**What to produce**
Rename "Discard mean weight" to "Mean discard weight" wherever it appears in the data below, and copy every line with nothing else changed.

----

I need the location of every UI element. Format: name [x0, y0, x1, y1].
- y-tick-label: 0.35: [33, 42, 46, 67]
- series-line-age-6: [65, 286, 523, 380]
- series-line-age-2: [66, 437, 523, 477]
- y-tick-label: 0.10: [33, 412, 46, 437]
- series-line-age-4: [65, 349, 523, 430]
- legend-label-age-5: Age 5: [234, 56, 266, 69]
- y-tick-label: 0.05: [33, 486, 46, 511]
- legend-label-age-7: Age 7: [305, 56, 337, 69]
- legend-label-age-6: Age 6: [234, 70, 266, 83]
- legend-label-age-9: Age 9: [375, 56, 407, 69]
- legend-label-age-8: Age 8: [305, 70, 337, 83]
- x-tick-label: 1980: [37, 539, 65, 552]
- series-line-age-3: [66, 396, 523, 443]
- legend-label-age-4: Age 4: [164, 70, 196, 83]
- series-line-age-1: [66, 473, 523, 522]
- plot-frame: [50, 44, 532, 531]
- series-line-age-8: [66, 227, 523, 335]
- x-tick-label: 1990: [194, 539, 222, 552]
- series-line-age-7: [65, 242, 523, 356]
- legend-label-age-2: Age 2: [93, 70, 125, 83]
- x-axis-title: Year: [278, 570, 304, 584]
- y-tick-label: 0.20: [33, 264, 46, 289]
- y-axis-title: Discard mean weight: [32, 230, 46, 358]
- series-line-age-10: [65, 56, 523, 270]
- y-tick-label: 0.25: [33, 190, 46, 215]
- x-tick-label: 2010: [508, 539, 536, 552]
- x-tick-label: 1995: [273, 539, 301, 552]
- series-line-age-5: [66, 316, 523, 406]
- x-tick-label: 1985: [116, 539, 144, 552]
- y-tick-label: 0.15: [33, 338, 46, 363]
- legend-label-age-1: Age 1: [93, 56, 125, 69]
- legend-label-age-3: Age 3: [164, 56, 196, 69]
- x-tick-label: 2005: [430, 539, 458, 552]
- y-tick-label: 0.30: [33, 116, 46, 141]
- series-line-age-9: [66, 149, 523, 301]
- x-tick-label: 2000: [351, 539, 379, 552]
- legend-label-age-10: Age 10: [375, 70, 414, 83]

----

**Problem solution**
I need the location of every UI element. Format: name [x0, y0, x1, y1].
- y-tick-label: 0.35: [33, 42, 46, 67]
- series-line-age-6: [65, 286, 523, 380]
- series-line-age-2: [66, 437, 523, 477]
- y-tick-label: 0.10: [33, 412, 46, 437]
- series-line-age-4: [65, 349, 523, 430]
- legend-label-age-5: Age 5: [234, 56, 266, 69]
- y-tick-label: 0.05: [33, 486, 46, 511]
- legend-label-age-7: Age 7: [305, 56, 337, 69]
- legend-label-age-6: Age 6: [234, 70, 266, 83]
- legend-label-age-9: Age 9: [375, 56, 407, 69]
- legend-label-age-8: Age 8: [305, 70, 337, 83]
- x-tick-label: 1980: [37, 539, 65, 552]
- series-line-age-3: [66, 396, 523, 443]
- legend-label-age-4: Age 4: [164, 70, 196, 83]
- series-line-age-1: [66, 473, 523, 522]
- plot-frame: [50, 44, 532, 531]
- series-line-age-8: [66, 227, 523, 335]
- x-tick-label: 1990: [194, 539, 222, 552]
- series-line-age-7: [65, 242, 523, 356]
- legend-label-age-2: Age 2: [93, 70, 125, 83]
- x-axis-title: Year: [278, 570, 304, 584]
- y-tick-label: 0.20: [33, 264, 46, 289]
- y-axis-title: Mean discard weight: [32, 230, 46, 358]
- series-line-age-10: [65, 56, 523, 270]
- y-tick-label: 0.25: [33, 190, 46, 215]
- x-tick-label: 2010: [508, 539, 536, 552]
- x-tick-label: 1995: [273, 539, 301, 552]
- series-line-age-5: [66, 316, 523, 406]
- x-tick-label: 1985: [116, 539, 144, 552]
- y-tick-label: 0.15: [33, 338, 46, 363]
- legend-label-age-1: Age 1: [93, 56, 125, 69]
- legend-label-age-3: Age 3: [164, 56, 196, 69]
- x-tick-label: 2005: [430, 539, 458, 552]
- y-tick-label: 0.30: [33, 116, 46, 141]
- series-line-age-9: [66, 149, 523, 301]
- x-tick-label: 2000: [351, 539, 379, 552]
- legend-label-age-10: Age 10: [375, 70, 414, 83]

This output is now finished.